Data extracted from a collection
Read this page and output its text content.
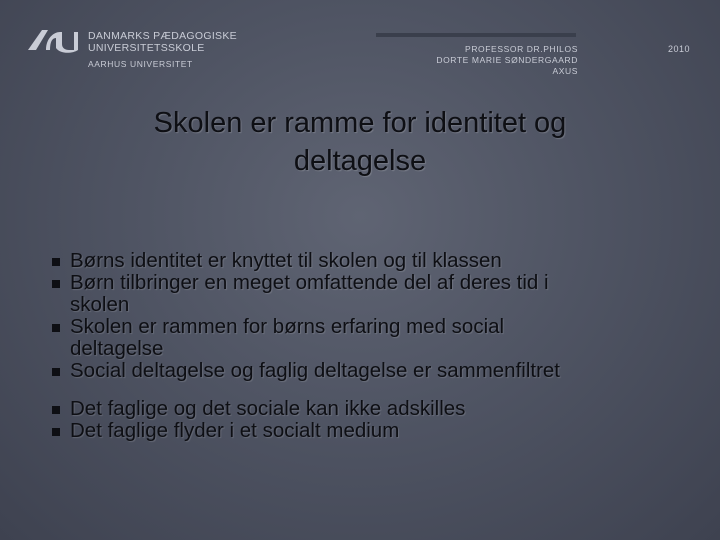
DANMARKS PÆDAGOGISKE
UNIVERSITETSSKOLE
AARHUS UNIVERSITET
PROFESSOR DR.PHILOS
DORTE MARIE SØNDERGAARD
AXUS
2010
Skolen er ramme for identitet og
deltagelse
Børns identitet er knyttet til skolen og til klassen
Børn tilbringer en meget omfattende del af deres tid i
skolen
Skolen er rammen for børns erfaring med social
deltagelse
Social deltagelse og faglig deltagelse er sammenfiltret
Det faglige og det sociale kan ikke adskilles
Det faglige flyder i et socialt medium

* _What this task involves_:
Make an exact copy of the data above, pictures excluded.

* _Solution for this task_:
Read this page and output its text content.
DANMARKS PÆDAGOGISKE
UNIVERSITETSSKOLE
AARHUS UNIVERSITET
PROFESSOR DR.PHILOS
DORTE MARIE SØNDERGAARD
AXUS
2010
Skolen er ramme for identitet og
deltagelse
Børns identitet er knyttet til skolen og til klassen
Børn tilbringer en meget omfattende del af deres tid i
skolen
Skolen er rammen for børns erfaring med social
deltagelse
Social deltagelse og faglig deltagelse er sammenfiltret
Det faglige og det sociale kan ikke adskilles
Det faglige flyder i et socialt medium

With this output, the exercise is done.